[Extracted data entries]
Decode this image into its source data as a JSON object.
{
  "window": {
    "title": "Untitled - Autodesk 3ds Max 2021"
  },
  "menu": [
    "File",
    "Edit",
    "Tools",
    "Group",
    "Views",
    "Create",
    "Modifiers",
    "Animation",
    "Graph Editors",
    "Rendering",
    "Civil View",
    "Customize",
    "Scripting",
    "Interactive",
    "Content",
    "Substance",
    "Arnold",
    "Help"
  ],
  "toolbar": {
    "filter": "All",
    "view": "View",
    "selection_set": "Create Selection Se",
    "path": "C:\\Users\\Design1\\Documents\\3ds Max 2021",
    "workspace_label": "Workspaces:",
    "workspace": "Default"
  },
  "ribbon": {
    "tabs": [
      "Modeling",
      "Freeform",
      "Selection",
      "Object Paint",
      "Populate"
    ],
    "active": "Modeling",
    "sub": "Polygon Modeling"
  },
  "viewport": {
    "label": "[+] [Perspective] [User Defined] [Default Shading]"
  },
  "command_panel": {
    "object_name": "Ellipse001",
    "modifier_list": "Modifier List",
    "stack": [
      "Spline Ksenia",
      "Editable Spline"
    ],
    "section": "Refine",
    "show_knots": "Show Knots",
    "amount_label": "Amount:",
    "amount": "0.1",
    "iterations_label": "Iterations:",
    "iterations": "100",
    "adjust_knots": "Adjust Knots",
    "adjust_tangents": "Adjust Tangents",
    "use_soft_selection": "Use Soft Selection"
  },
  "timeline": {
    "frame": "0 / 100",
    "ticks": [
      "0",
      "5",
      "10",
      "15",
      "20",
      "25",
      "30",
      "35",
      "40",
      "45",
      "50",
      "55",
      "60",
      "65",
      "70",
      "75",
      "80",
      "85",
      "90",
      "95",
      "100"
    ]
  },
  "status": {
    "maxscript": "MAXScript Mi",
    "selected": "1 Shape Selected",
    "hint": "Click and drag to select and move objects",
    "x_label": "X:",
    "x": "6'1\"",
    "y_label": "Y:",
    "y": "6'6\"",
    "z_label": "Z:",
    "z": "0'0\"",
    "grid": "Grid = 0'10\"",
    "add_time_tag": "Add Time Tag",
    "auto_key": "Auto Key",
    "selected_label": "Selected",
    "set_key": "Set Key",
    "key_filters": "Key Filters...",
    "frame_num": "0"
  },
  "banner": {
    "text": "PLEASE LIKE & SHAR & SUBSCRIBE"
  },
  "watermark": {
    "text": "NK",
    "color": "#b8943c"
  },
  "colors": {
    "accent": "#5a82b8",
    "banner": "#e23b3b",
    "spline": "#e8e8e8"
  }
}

[Directive] Copy each record from above without leaving any out.

[Result of this exercise]
Decode this image into its source data as a JSON object.
{
  "window": {
    "title": "Untitled - Autodesk 3ds Max 2021"
  },
  "menu": [
    "File",
    "Edit",
    "Tools",
    "Group",
    "Views",
    "Create",
    "Modifiers",
    "Animation",
    "Graph Editors",
    "Rendering",
    "Civil View",
    "Customize",
    "Scripting",
    "Interactive",
    "Content",
    "Substance",
    "Arnold",
    "Help"
  ],
  "toolbar": {
    "filter": "All",
    "view": "View",
    "selection_set": "Create Selection Se",
    "path": "C:\\Users\\Design1\\Documents\\3ds Max 2021",
    "workspace_label": "Workspaces:",
    "workspace": "Default"
  },
  "ribbon": {
    "tabs": [
      "Modeling",
      "Freeform",
      "Selection",
      "Object Paint",
      "Populate"
    ],
    "active": "Modeling",
    "sub": "Polygon Modeling"
  },
  "viewport": {
    "label": "[+] [Perspective] [User Defined] [Default Shading]"
  },
  "command_panel": {
    "object_name": "Ellipse001",
    "modifier_list": "Modifier List",
    "stack": [
      "Spline Ksenia",
      "Editable Spline"
    ],
    "section": "Refine",
    "show_knots": "Show Knots",
    "amount_label": "Amount:",
    "amount": "0.1",
    "iterations_label": "Iterations:",
    "iterations": "100",
    "adjust_knots": "Adjust Knots",
    "adjust_tangents": "Adjust Tangents",
    "use_soft_selection": "Use Soft Selection"
  },
  "timeline": {
    "frame": "0 / 100",
    "ticks": [
      "0",
      "5",
      "10",
      "15",
      "20",
      "25",
      "30",
      "35",
      "40",
      "45",
      "50",
      "55",
      "60",
      "65",
      "70",
      "75",
      "80",
      "85",
      "90",
      "95",
      "100"
    ]
  },
  "status": {
    "maxscript": "MAXScript Mi",
    "selected": "1 Shape Selected",
    "hint": "Click and drag to select and move objects",
    "x_label": "X:",
    "x": "6'1\"",
    "y_label": "Y:",
    "y": "6'6\"",
    "z_label": "Z:",
    "z": "0'0\"",
    "grid": "Grid = 0'10\"",
    "add_time_tag": "Add Time Tag",
    "auto_key": "Auto Key",
    "selected_label": "Selected",
    "set_key": "Set Key",
    "key_filters": "Key Filters...",
    "frame_num": "0"
  },
  "banner": {
    "text": "PLEASE LIKE & SHAR & SUBSCRIBE"
  },
  "watermark": {
    "text": "NK",
    "color": "#b8943c"
  },
  "colors": {
    "accent": "#5a82b8",
    "banner": "#e23b3b",
    "spline": "#e8e8e8"
  }
}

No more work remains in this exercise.